▶ _TASK REQUIREMENTS_:
1. Which exclude patterns appear in the excludes block of the Maven assembly text below? List every one.
2. According to the Maven assembly text below, why does the second artifact put the project's jars and wars at the top level of the tarball and all dependencies in a 'lib' directory?

You can exclude additional files if you have sensitive information or a lot of large artifacts:

<excludes>
                <exclude>**/*.jar</exclude>
                <exclude>**/*.jks</exclude>
                <exclude>**/*.p12</exclude>
                <exclude>**/*.jpg</exclude>
                <exclude>**/db.properties</exclude>
            </excludes>

You need to be careful though – you need to include anything that’s scripted, e.g., jsp files or velocity templates.

va-artifact.xml (vulnerability assessment artifact)

The second artifact collects all of the dependencies and stripped down wars into a single tarball. Our jars and wars are at the top level of the tarball, all dependencies are in a ‘lib’ directory. This makes it easy to distinguish between our artifacts and our dependencies.

<assembly
    xmlns="http://maven.apache.org/plugins/maven-assembly-plugin/assembly/1.1.2"

▶ _DATA PROVIDED_:
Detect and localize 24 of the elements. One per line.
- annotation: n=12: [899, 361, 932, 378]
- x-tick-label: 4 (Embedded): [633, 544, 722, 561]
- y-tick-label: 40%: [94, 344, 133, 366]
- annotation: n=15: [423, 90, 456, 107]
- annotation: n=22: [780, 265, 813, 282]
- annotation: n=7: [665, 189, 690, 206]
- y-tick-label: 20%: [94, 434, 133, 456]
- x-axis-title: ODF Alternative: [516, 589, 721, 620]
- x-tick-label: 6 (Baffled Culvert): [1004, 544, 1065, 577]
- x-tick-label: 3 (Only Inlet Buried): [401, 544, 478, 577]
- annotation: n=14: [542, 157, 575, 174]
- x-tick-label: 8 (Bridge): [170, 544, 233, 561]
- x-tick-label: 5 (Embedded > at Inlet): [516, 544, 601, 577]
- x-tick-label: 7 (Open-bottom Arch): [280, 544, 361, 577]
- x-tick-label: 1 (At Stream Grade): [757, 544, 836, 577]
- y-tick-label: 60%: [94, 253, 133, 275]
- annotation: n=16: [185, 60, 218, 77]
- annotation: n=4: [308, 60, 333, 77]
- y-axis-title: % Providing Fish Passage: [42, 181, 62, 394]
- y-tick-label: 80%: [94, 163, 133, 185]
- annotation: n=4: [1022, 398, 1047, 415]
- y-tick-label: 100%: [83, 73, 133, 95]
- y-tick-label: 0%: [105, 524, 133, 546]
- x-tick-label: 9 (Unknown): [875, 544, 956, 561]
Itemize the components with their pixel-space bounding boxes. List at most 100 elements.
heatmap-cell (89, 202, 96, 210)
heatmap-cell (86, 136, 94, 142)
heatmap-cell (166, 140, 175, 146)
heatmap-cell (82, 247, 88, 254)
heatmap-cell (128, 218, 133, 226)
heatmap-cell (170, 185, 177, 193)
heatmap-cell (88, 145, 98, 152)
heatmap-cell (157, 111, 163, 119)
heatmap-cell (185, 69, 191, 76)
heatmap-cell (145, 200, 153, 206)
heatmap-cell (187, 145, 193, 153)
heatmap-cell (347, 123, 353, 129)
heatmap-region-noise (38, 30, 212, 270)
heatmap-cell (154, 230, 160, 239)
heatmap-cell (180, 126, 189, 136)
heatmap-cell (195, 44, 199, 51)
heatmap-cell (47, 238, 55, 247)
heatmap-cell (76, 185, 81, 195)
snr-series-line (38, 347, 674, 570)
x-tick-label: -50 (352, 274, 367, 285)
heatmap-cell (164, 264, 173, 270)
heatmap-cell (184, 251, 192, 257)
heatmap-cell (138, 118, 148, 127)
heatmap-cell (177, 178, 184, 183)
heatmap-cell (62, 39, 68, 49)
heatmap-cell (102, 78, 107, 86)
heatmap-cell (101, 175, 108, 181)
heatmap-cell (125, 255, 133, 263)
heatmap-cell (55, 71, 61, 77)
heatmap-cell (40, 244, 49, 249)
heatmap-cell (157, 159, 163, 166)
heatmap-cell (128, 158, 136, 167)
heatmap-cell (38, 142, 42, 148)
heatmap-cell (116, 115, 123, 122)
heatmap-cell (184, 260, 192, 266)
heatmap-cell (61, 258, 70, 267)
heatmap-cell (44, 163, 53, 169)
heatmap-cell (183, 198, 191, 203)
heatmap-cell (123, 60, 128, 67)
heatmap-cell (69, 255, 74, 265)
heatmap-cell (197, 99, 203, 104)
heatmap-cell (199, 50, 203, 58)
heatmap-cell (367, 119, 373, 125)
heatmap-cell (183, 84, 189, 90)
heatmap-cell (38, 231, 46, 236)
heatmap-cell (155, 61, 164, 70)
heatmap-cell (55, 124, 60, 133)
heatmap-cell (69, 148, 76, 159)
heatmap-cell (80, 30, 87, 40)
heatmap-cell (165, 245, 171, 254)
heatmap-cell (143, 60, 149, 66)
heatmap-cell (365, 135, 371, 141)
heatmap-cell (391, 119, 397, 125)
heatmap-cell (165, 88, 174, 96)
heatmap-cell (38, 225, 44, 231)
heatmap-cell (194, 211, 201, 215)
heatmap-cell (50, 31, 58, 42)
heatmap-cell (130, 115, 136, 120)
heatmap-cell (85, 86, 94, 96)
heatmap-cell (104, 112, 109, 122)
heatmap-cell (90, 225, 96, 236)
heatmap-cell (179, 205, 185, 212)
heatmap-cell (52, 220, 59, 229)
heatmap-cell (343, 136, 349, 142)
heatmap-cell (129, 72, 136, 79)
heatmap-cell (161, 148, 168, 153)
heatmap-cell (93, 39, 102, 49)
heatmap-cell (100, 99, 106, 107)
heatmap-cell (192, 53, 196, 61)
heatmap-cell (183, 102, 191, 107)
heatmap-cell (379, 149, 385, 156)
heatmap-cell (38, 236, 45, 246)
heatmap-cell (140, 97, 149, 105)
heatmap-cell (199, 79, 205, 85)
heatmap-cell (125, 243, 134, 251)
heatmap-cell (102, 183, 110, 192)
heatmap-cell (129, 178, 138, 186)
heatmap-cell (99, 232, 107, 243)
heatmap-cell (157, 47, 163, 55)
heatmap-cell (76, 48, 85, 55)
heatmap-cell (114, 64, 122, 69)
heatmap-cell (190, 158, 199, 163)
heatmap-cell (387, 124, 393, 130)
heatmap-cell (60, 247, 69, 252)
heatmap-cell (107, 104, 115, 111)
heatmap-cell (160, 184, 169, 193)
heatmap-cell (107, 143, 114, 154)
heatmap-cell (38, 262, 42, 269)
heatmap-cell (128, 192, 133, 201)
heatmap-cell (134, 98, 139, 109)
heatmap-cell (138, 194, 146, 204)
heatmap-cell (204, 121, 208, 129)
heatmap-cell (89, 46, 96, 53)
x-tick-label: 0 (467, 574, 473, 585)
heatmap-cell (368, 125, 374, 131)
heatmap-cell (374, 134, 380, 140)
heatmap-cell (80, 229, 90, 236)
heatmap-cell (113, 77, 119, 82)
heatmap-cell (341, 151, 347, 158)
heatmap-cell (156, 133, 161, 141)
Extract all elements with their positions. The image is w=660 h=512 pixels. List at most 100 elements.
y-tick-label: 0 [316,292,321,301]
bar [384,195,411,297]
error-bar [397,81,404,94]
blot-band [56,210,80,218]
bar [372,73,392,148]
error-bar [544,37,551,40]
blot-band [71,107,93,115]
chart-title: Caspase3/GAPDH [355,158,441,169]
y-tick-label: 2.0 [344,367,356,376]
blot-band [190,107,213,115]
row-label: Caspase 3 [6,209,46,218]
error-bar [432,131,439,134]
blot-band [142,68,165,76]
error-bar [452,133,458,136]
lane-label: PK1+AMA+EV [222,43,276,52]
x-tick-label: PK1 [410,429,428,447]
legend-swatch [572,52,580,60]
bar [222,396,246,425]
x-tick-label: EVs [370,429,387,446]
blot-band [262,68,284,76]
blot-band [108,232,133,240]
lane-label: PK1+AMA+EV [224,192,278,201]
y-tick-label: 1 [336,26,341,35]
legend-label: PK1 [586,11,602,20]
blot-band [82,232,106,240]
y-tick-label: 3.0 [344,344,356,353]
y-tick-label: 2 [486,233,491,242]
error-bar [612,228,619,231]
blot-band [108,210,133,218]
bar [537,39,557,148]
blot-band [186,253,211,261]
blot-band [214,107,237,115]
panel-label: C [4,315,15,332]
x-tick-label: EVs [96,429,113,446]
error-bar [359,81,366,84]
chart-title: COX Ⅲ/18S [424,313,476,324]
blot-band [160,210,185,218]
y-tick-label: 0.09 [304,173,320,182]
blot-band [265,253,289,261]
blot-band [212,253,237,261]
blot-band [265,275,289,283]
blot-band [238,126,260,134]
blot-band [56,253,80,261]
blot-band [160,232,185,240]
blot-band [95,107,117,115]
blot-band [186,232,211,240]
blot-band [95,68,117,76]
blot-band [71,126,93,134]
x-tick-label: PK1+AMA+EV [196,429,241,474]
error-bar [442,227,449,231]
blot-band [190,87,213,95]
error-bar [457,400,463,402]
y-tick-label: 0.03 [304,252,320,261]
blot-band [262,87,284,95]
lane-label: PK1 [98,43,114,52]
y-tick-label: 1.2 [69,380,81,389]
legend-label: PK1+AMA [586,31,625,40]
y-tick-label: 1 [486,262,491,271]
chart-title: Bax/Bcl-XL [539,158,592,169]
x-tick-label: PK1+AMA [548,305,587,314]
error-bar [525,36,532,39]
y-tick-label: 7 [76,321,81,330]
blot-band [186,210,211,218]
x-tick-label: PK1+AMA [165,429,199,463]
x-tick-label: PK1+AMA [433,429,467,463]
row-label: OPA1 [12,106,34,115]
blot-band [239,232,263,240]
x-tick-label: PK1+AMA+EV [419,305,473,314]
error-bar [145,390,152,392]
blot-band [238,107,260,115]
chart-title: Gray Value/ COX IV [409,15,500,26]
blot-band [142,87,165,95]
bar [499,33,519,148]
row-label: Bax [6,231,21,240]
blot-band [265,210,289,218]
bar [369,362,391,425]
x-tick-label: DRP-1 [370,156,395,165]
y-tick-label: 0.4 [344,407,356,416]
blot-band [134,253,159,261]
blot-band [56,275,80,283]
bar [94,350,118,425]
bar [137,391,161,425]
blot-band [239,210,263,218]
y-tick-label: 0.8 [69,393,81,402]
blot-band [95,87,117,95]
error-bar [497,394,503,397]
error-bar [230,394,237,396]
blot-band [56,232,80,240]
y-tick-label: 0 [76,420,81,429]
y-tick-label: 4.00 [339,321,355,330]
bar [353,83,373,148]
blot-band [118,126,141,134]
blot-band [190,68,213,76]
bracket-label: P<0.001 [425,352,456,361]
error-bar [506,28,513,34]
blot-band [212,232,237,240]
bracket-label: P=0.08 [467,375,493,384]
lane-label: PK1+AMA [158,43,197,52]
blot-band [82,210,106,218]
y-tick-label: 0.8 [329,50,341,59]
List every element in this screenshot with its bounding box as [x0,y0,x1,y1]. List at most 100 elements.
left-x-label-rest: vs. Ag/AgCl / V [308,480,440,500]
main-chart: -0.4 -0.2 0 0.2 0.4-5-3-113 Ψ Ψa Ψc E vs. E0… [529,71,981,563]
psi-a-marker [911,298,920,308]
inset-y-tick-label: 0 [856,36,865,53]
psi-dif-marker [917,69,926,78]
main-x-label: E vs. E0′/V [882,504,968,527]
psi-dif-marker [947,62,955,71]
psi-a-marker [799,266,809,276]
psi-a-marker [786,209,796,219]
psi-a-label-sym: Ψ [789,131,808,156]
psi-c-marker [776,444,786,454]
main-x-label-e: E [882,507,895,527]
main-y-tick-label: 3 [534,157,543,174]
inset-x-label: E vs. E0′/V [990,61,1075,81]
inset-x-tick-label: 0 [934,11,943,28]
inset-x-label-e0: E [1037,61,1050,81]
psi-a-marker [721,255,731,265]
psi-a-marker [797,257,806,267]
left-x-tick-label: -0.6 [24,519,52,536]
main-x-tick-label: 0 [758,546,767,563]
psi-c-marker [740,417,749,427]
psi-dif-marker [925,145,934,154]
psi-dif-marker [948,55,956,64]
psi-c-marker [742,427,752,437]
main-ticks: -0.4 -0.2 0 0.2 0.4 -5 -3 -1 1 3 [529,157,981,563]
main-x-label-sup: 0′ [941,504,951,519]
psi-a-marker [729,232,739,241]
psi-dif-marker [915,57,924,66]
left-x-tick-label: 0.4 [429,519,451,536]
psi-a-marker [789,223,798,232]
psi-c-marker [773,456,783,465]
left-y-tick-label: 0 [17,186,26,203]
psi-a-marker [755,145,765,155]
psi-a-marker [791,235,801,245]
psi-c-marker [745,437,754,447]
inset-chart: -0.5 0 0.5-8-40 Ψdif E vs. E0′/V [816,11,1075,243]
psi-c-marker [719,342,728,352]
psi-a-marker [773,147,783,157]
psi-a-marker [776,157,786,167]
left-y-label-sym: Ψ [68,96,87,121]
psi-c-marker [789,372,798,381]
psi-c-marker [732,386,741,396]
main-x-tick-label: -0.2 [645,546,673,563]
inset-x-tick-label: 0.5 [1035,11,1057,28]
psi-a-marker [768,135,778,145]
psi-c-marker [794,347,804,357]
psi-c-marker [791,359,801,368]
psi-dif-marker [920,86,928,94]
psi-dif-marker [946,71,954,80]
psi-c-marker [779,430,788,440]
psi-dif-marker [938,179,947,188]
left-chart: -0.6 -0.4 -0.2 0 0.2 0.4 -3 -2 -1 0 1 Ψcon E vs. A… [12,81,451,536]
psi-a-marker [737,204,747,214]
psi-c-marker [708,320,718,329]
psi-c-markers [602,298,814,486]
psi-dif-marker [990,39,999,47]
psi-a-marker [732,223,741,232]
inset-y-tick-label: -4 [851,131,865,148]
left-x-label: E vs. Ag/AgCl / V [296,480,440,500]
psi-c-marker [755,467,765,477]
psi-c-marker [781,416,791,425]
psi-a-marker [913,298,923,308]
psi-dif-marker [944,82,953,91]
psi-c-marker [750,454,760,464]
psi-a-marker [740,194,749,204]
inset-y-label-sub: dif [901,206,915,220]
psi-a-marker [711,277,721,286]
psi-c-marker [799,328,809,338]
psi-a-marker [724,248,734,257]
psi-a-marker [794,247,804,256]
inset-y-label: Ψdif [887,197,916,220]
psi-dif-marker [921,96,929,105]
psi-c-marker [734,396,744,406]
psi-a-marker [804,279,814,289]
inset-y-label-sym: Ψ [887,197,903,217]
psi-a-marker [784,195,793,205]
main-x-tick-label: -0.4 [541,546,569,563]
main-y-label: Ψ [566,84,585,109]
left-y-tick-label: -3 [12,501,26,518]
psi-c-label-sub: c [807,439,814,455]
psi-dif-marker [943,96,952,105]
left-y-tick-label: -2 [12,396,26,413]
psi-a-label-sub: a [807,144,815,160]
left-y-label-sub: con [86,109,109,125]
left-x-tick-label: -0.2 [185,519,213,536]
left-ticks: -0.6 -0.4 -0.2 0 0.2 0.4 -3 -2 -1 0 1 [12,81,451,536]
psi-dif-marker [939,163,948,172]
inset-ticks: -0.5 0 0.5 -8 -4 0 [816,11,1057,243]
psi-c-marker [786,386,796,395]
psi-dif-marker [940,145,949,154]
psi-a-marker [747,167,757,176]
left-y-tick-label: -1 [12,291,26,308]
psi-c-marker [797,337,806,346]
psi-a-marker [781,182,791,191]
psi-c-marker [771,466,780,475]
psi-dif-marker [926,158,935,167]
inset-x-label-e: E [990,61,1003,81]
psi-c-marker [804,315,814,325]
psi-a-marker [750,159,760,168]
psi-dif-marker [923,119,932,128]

▶ _EXPECTED RESULTS_:
1.
**/*.jar
**/*.jks
**/*.p12
**/*.jpg
**/db.properties

2. The layout makes it easy to tell the project's own artifacts apart from its dependencies.